* _GIVEN TASK_: Your task is to transcribe the data in full.

** begin DATA SUPPLIED **

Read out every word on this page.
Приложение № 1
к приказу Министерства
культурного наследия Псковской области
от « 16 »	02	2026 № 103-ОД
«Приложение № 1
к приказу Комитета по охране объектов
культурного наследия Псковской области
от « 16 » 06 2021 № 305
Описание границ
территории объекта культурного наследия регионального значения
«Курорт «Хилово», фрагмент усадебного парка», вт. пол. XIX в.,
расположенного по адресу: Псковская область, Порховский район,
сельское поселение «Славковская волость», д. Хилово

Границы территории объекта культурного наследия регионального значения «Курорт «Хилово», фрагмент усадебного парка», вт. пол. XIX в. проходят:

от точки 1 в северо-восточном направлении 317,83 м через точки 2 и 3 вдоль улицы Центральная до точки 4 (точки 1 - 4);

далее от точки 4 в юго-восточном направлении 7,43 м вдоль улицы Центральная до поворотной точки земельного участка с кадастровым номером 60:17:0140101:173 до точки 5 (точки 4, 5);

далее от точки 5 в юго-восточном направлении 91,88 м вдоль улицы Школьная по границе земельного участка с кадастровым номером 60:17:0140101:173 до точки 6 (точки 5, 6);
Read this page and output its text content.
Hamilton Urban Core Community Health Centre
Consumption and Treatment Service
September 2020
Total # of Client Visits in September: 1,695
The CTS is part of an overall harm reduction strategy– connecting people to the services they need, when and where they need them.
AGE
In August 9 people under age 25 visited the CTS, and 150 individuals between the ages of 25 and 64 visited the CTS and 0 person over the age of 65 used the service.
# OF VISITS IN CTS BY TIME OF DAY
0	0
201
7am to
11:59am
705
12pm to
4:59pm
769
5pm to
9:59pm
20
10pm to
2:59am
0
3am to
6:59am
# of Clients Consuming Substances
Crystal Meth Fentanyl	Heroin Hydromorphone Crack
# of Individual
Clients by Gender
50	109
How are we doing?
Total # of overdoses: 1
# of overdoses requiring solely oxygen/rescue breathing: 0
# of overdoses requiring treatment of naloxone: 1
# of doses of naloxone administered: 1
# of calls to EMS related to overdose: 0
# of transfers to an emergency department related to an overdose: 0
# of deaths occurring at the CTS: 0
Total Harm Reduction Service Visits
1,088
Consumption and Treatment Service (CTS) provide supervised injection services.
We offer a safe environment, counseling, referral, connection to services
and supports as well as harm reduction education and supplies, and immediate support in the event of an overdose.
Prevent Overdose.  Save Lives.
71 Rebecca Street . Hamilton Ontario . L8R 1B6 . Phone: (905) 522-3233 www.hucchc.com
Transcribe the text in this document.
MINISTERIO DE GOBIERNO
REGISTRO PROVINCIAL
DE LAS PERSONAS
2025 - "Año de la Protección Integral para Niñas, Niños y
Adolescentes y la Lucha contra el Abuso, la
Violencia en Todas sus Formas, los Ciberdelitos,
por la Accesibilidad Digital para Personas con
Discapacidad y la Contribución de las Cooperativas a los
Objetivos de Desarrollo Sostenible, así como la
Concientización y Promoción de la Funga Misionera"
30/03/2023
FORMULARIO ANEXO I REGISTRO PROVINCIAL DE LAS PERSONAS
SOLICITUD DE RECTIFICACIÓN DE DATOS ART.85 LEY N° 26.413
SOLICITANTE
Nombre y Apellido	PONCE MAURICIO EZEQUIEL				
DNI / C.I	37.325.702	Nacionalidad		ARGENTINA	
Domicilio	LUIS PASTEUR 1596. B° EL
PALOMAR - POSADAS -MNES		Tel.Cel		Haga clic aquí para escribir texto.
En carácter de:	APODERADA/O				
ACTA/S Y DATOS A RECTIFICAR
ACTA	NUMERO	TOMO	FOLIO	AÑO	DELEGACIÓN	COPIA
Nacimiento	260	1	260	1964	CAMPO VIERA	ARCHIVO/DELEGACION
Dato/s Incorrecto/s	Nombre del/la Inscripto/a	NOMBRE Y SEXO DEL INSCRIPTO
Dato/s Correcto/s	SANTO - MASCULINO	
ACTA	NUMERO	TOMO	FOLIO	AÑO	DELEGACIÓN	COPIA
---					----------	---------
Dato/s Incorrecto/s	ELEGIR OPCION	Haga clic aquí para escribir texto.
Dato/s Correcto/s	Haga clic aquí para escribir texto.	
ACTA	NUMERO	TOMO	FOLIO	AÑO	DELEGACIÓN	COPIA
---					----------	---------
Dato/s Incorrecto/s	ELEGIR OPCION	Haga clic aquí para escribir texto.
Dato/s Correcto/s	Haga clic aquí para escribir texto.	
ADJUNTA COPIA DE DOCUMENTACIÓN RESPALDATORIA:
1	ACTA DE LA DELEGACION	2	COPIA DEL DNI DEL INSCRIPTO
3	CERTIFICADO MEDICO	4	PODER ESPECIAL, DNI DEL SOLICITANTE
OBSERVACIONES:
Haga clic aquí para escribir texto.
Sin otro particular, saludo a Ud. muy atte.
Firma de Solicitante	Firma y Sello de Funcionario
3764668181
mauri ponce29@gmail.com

** end DATA SUPPLIED **

* _WRITTEN SOLUTION_:
Read out every word on this page.
Приложение № 1
к приказу Министерства
культурного наследия Псковской области
от « 16 »	02	2026 № 103-ОД
«Приложение № 1
к приказу Комитета по охране объектов
культурного наследия Псковской области
от « 16 » 06 2021 № 305
Описание границ
территории объекта культурного наследия регионального значения
«Курорт «Хилово», фрагмент усадебного парка», вт. пол. XIX в.,
расположенного по адресу: Псковская область, Порховский район,
сельское поселение «Славковская волость», д. Хилово

Границы территории объекта культурного наследия регионального значения «Курорт «Хилово», фрагмент усадебного парка», вт. пол. XIX в. проходят:

от точки 1 в северо-восточном направлении 317,83 м через точки 2 и 3 вдоль улицы Центральная до точки 4 (точки 1 - 4);

далее от точки 4 в юго-восточном направлении 7,43 м вдоль улицы Центральная до поворотной точки земельного участка с кадастровым номером 60:17:0140101:173 до точки 5 (точки 4, 5);

далее от точки 5 в юго-восточном направлении 91,88 м вдоль улицы Школьная по границе земельного участка с кадастровым номером 60:17:0140101:173 до точки 6 (точки 5, 6);
Read this page and output its text content.
Hamilton Urban Core Community Health Centre
Consumption and Treatment Service
September 2020
Total # of Client Visits in September: 1,695
The CTS is part of an overall harm reduction strategy– connecting people to the services they need, when and where they need them.
AGE
In August 9 people under age 25 visited the CTS, and 150 individuals between the ages of 25 and 64 visited the CTS and 0 person over the age of 65 used the service.
# OF VISITS IN CTS BY TIME OF DAY
0	0
201
7am to
11:59am
705
12pm to
4:59pm
769
5pm to
9:59pm
20
10pm to
2:59am
0
3am to
6:59am
# of Clients Consuming Substances
Crystal Meth Fentanyl	Heroin Hydromorphone Crack
# of Individual
Clients by Gender
50	109
How are we doing?
Total # of overdoses: 1
# of overdoses requiring solely oxygen/rescue breathing: 0
# of overdoses requiring treatment of naloxone: 1
# of doses of naloxone administered: 1
# of calls to EMS related to overdose: 0
# of transfers to an emergency department related to an overdose: 0
# of deaths occurring at the CTS: 0
Total Harm Reduction Service Visits
1,088
Consumption and Treatment Service (CTS) provide supervised injection services.
We offer a safe environment, counseling, referral, connection to services
and supports as well as harm reduction education and supplies, and immediate support in the event of an overdose.
Prevent Overdose.  Save Lives.
71 Rebecca Street . Hamilton Ontario . L8R 1B6 . Phone: (905) 522-3233 www.hucchc.com
Transcribe the text in this document.
MINISTERIO DE GOBIERNO
REGISTRO PROVINCIAL
DE LAS PERSONAS
2025 - "Año de la Protección Integral para Niñas, Niños y
Adolescentes y la Lucha contra el Abuso, la
Violencia en Todas sus Formas, los Ciberdelitos,
por la Accesibilidad Digital para Personas con
Discapacidad y la Contribución de las Cooperativas a los
Objetivos de Desarrollo Sostenible, así como la
Concientización y Promoción de la Funga Misionera"
30/03/2023
FORMULARIO ANEXO I REGISTRO PROVINCIAL DE LAS PERSONAS
SOLICITUD DE RECTIFICACIÓN DE DATOS ART.85 LEY N° 26.413
SOLICITANTE
Nombre y Apellido	PONCE MAURICIO EZEQUIEL				
DNI / C.I	37.325.702	Nacionalidad		ARGENTINA	
Domicilio	LUIS PASTEUR 1596. B° EL
PALOMAR - POSADAS -MNES		Tel.Cel		Haga clic aquí para escribir texto.
En carácter de:	APODERADA/O				
ACTA/S Y DATOS A RECTIFICAR
ACTA	NUMERO	TOMO	FOLIO	AÑO	DELEGACIÓN	COPIA
Nacimiento	260	1	260	1964	CAMPO VIERA	ARCHIVO/DELEGACION
Dato/s Incorrecto/s	Nombre del/la Inscripto/a	NOMBRE Y SEXO DEL INSCRIPTO
Dato/s Correcto/s	SANTO - MASCULINO	
ACTA	NUMERO	TOMO	FOLIO	AÑO	DELEGACIÓN	COPIA
---					----------	---------
Dato/s Incorrecto/s	ELEGIR OPCION	Haga clic aquí para escribir texto.
Dato/s Correcto/s	Haga clic aquí para escribir texto.	
ACTA	NUMERO	TOMO	FOLIO	AÑO	DELEGACIÓN	COPIA
---					----------	---------
Dato/s Incorrecto/s	ELEGIR OPCION	Haga clic aquí para escribir texto.
Dato/s Correcto/s	Haga clic aquí para escribir texto.	
ADJUNTA COPIA DE DOCUMENTACIÓN RESPALDATORIA:
1	ACTA DE LA DELEGACION	2	COPIA DEL DNI DEL INSCRIPTO
3	CERTIFICADO MEDICO	4	PODER ESPECIAL, DNI DEL SOLICITANTE
OBSERVACIONES:
Haga clic aquí para escribir texto.
Sin otro particular, saludo a Ud. muy atte.
Firma de Solicitante	Firma y Sello de Funcionario
3764668181
mauri ponce29@gmail.com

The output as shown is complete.